=== Listing ===
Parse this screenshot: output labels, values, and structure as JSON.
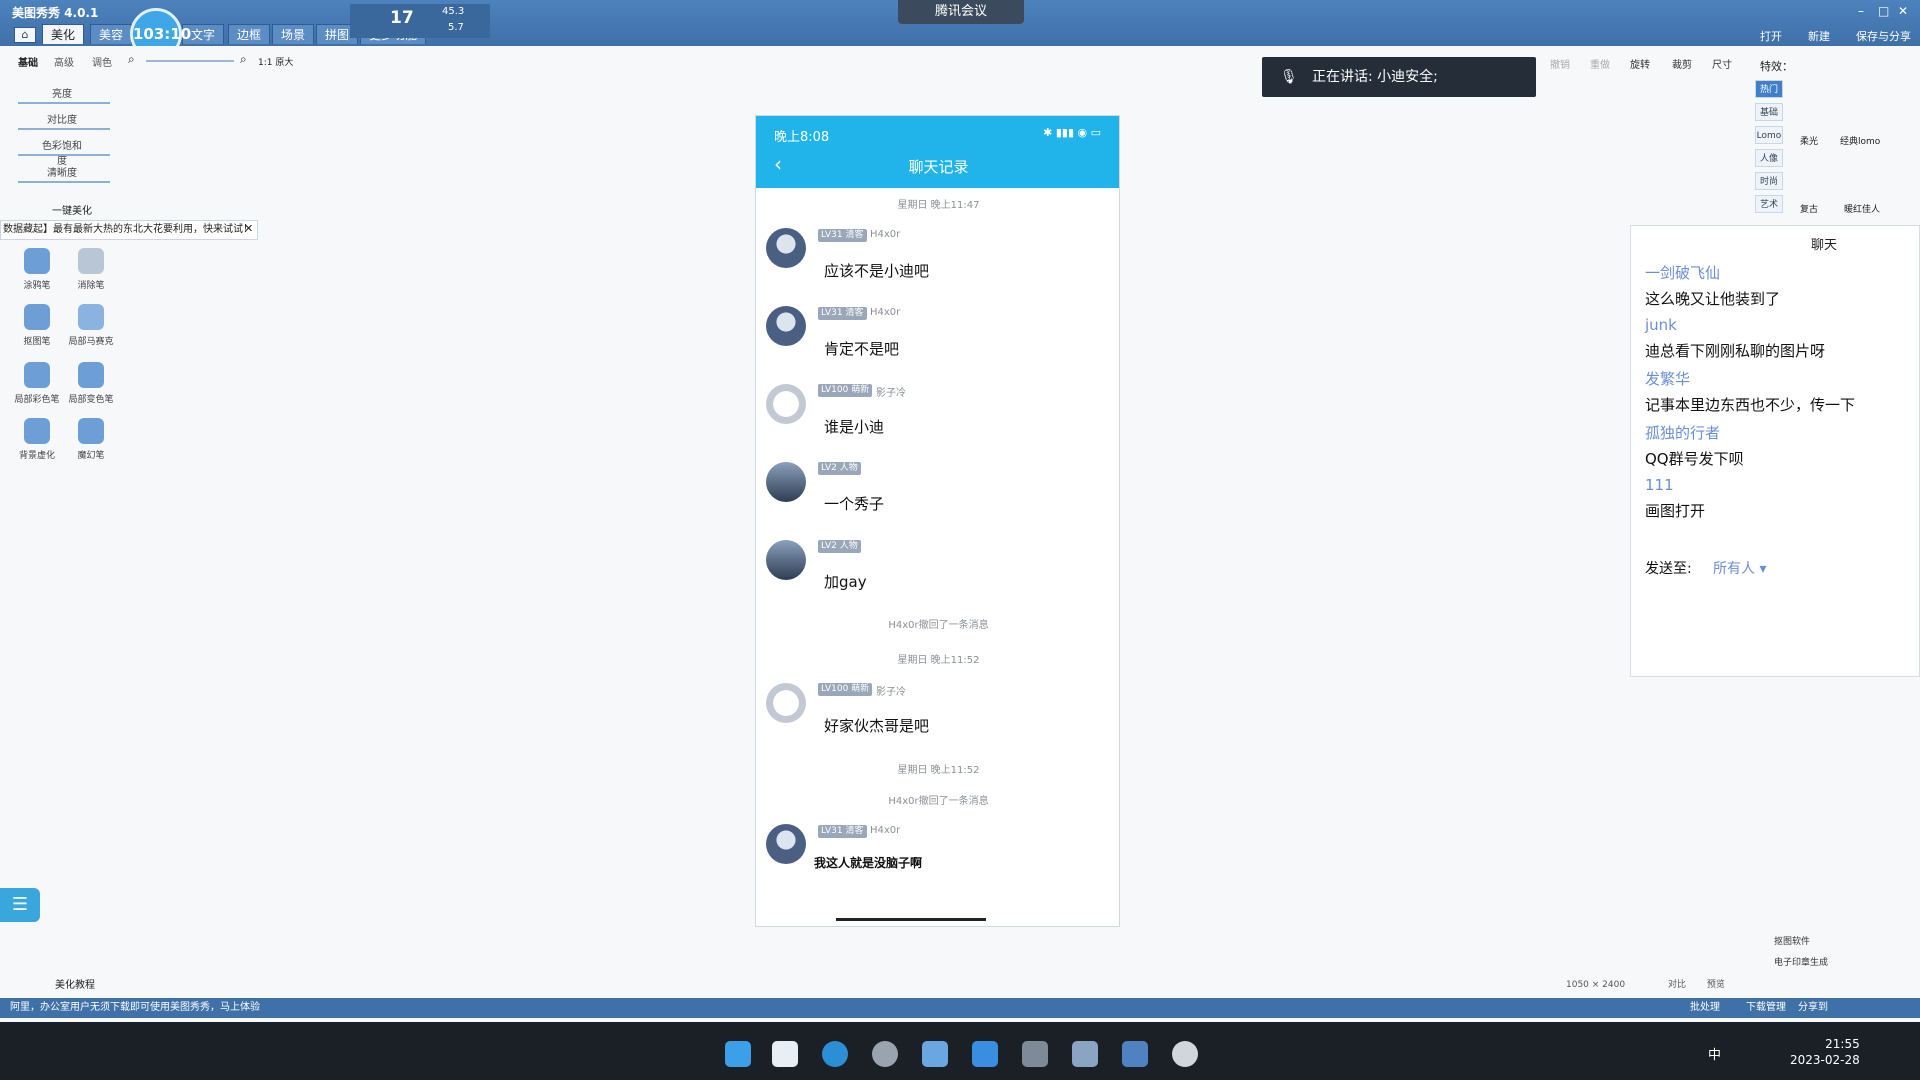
{
  "app": {
    "title": "美图秀秀 4.0.1"
  },
  "menu_tabs": [
    "美化",
    "美容",
    "文字",
    "边框",
    "场景",
    "拼图",
    "更多功能"
  ],
  "timer": "103:10",
  "network": {
    "temp": "17",
    "up": "45.3",
    "down": "5.7"
  },
  "meeting_bar": "腾讯会议",
  "toolbar_right": {
    "open": "打开",
    "new": "新建",
    "save": "保存与分享"
  },
  "left_panel": {
    "subtabs": [
      "基础",
      "高级",
      "调色"
    ],
    "zoom_label": "1:1 原大",
    "sliders": [
      "亮度",
      "对比度",
      "色彩饱和度",
      "清晰度"
    ],
    "one_click": "一键美化",
    "promo": "数据藏起】最有最新大热的东北大花要利用，快来试试！",
    "tools": [
      {
        "label": "涂鸦笔",
        "icon": "brush-icon"
      },
      {
        "label": "消除笔",
        "icon": "eraser-icon"
      },
      {
        "label": "抠图笔",
        "icon": "cutout-icon"
      },
      {
        "label": "局部马赛克",
        "icon": "mosaic-icon"
      },
      {
        "label": "局部彩色笔",
        "icon": "color-pen-icon"
      },
      {
        "label": "局部变色笔",
        "icon": "recolor-icon"
      },
      {
        "label": "背景虚化",
        "icon": "blur-icon"
      },
      {
        "label": "魔幻笔",
        "icon": "magic-wand-icon"
      }
    ],
    "footer": "美化教程"
  },
  "speaking": "正在讲话: 小迪安全;",
  "phone": {
    "time": "晚上8:08",
    "title": "聊天记录",
    "messages": [
      {
        "kind": "ts",
        "text": "星期日 晚上11:47"
      },
      {
        "kind": "msg",
        "badge": "LV31 清客",
        "name": "H4x0r",
        "text": "应该不是小迪吧",
        "avatar": "anime"
      },
      {
        "kind": "msg",
        "badge": "LV31 清客",
        "name": "H4x0r",
        "text": "肯定不是吧",
        "avatar": "anime"
      },
      {
        "kind": "msg",
        "badge": "LV100 萌新",
        "name": "影子冷",
        "text": "谁是小迪",
        "avatar": "cat"
      },
      {
        "kind": "msg",
        "badge": "LV2 人物",
        "name": "",
        "text": "一个秀子",
        "avatar": "scene"
      },
      {
        "kind": "msg",
        "badge": "LV2 人物",
        "name": "",
        "text": "加gay",
        "avatar": "scene"
      },
      {
        "kind": "recall",
        "text": "H4x0r撤回了一条消息"
      },
      {
        "kind": "ts",
        "text": "星期日 晚上11:52"
      },
      {
        "kind": "msg",
        "badge": "LV100 萌新",
        "name": "影子冷",
        "text": "好家伙杰哥是吧",
        "avatar": "cat"
      },
      {
        "kind": "ts",
        "text": "星期日 晚上11:52"
      },
      {
        "kind": "recall",
        "text": "H4x0r撤回了一条消息"
      },
      {
        "kind": "msg",
        "badge": "LV31 清客",
        "name": "H4x0r",
        "text": "我这人就是没脑子啊",
        "avatar": "anime"
      }
    ]
  },
  "right_tools": [
    "撤销",
    "重做",
    "旋转",
    "裁剪",
    "尺寸"
  ],
  "effects": {
    "label": "特效：",
    "categories": [
      "热门",
      "基础",
      "Lomo",
      "人像",
      "时尚",
      "艺术"
    ],
    "names": [
      "柔光",
      "经典lomo",
      "复古",
      "暖红佳人"
    ]
  },
  "chat": {
    "title": "聊天",
    "lines": [
      {
        "name": "一剑破飞仙",
        "msg": "这么晚又让他装到了"
      },
      {
        "name": "junk",
        "msg": "迪总看下刚刚私聊的图片呀"
      },
      {
        "name": "发繁华",
        "msg": "记事本里边东西也不少，传一下"
      },
      {
        "name": "孤独的行者",
        "msg": "QQ群号发下呗"
      },
      {
        "name": "111",
        "msg": "画图打开"
      }
    ],
    "send_label": "发送至:",
    "send_value": "所有人 ▾"
  },
  "right_links": [
    "抠图软件",
    "电子印章生成"
  ],
  "canvas_info": {
    "size": "1050 × 2400",
    "compare": "对比",
    "preview": "预览"
  },
  "status_bar": {
    "left": "阿里，办公室用户无须下载即可使用美图秀秀，马上体验",
    "right1": "批处理",
    "right2": "下载管理",
    "share": "分享到"
  },
  "clock": {
    "time": "21:55",
    "date": "2023-02-28"
  },
  "taskbar_ime": "中"
}
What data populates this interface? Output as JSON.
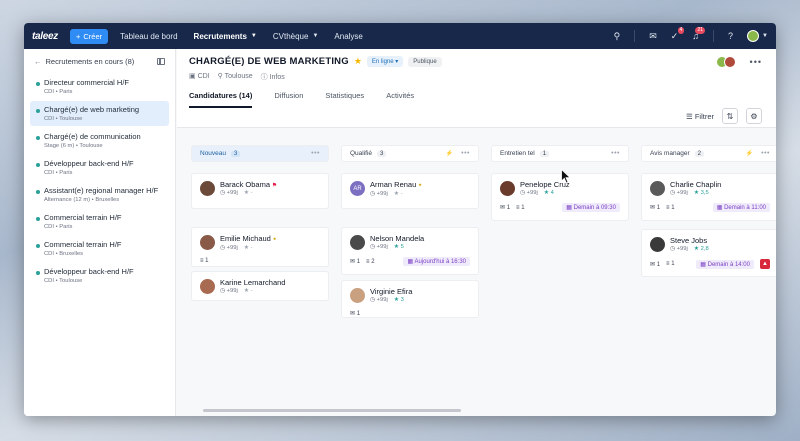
{
  "nav": {
    "logo": "taleez",
    "create": "Créer",
    "items": [
      {
        "label": "Tableau de bord",
        "active": false,
        "caret": false
      },
      {
        "label": "Recrutements",
        "active": true,
        "caret": true
      },
      {
        "label": "CVthèque",
        "active": false,
        "caret": true
      },
      {
        "label": "Analyse",
        "active": false,
        "caret": false
      }
    ],
    "badges": {
      "tasks": "4",
      "notifications": "21"
    }
  },
  "sidebar": {
    "title": "Recrutements en cours (8)",
    "jobs": [
      {
        "title": "Directeur commercial H/F",
        "meta": "CDI • Paris",
        "active": false
      },
      {
        "title": "Chargé(e) de web marketing",
        "meta": "CDI • Toulouse",
        "active": true
      },
      {
        "title": "Chargé(e) de communication",
        "meta": "Stage (6 m) • Toulouse",
        "active": false
      },
      {
        "title": "Développeur back-end H/F",
        "meta": "CDI • Paris",
        "active": false
      },
      {
        "title": "Assistant(e) regional manager H/F",
        "meta": "Alternance (12 m) • Bruxelles",
        "active": false
      },
      {
        "title": "Commercial terrain H/F",
        "meta": "CDI • Paris",
        "active": false
      },
      {
        "title": "Commercial terrain H/F",
        "meta": "CDI • Bruxelles",
        "active": false
      },
      {
        "title": "Développeur back-end H/F",
        "meta": "CDI • Toulouse",
        "active": false
      }
    ]
  },
  "header": {
    "title": "CHARGÉ(E) DE WEB MARKETING",
    "status": "En ligne",
    "visibility": "Publique",
    "contract": "CDI",
    "location": "Toulouse",
    "info": "Infos",
    "tabs": [
      "Candidatures (14)",
      "Diffusion",
      "Statistiques",
      "Activités"
    ],
    "filter": "Filtrer"
  },
  "columns": [
    {
      "name": "Nouveau",
      "count": "3",
      "highlight": true,
      "bolt": false,
      "cards": [
        {
          "name": "Barack Obama",
          "age": "+99j",
          "rating": "-",
          "rated": false,
          "flag": true,
          "medal": false,
          "photo": "#6b4a3a",
          "initials": "",
          "foot": {
            "mail": "",
            "chat": "",
            "sched": "",
            "alarm": false
          }
        },
        {
          "name": "Emilie Michaud",
          "age": "+99j",
          "rating": "-",
          "rated": false,
          "flag": false,
          "medal": true,
          "photo": "#8a5a48",
          "initials": "",
          "foot": {
            "mail": "",
            "chat": "1",
            "sched": "",
            "alarm": false
          }
        },
        {
          "name": "Karine Lemarchand",
          "age": "+99j",
          "rating": "-",
          "rated": false,
          "flag": false,
          "medal": false,
          "photo": "#a86a50",
          "initials": "",
          "foot": {
            "mail": "",
            "chat": "",
            "sched": "",
            "alarm": false
          }
        }
      ]
    },
    {
      "name": "Qualifié",
      "count": "3",
      "highlight": false,
      "bolt": true,
      "cards": [
        {
          "name": "Arman Renau",
          "age": "+99j",
          "rating": "-",
          "rated": false,
          "flag": false,
          "medal": true,
          "photo": "",
          "initials": "AR",
          "foot": {
            "mail": "",
            "chat": "",
            "sched": "",
            "alarm": false
          }
        },
        {
          "name": "Nelson Mandela",
          "age": "+99j",
          "rating": "5",
          "rated": true,
          "flag": false,
          "medal": false,
          "photo": "#4a4a4a",
          "initials": "",
          "foot": {
            "mail": "1",
            "chat": "2",
            "sched": "Aujourd'hui à 16:30",
            "alarm": false
          }
        },
        {
          "name": "Virginie Efira",
          "age": "+99j",
          "rating": "3",
          "rated": true,
          "flag": false,
          "medal": false,
          "photo": "#c9a080",
          "initials": "",
          "foot": {
            "mail": "1",
            "chat": "",
            "sched": "",
            "alarm": false
          }
        }
      ]
    },
    {
      "name": "Entretien tel",
      "count": "1",
      "highlight": false,
      "bolt": false,
      "cards": [
        {
          "name": "Penelope Cruz",
          "age": "+99j",
          "rating": "4",
          "rated": true,
          "flag": false,
          "medal": false,
          "photo": "#6a3a2a",
          "initials": "",
          "foot": {
            "mail": "1",
            "chat": "1",
            "sched": "Demain à 09:30",
            "alarm": false
          }
        }
      ]
    },
    {
      "name": "Avis manager",
      "count": "2",
      "highlight": false,
      "bolt": true,
      "cards": [
        {
          "name": "Charlie Chaplin",
          "age": "+99j",
          "rating": "3,5",
          "rated": true,
          "flag": false,
          "medal": false,
          "photo": "#5a5a5a",
          "initials": "",
          "foot": {
            "mail": "1",
            "chat": "1",
            "sched": "Demain à 11:00",
            "alarm": false
          }
        },
        {
          "name": "Steve Jobs",
          "age": "+99j",
          "rating": "2,8",
          "rated": true,
          "flag": false,
          "medal": false,
          "photo": "#3a3a3a",
          "initials": "",
          "foot": {
            "mail": "1",
            "chat": "1",
            "sched": "Demain à 14:00",
            "alarm": true
          }
        }
      ]
    }
  ]
}
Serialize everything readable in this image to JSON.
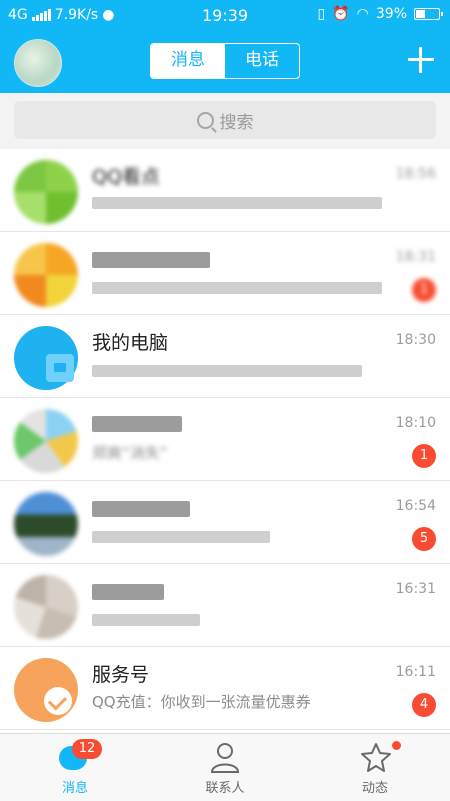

=== Job ===
State the number of lines in the data that include the string "JSON", and add nothing else.

=== Answer for the task ===
3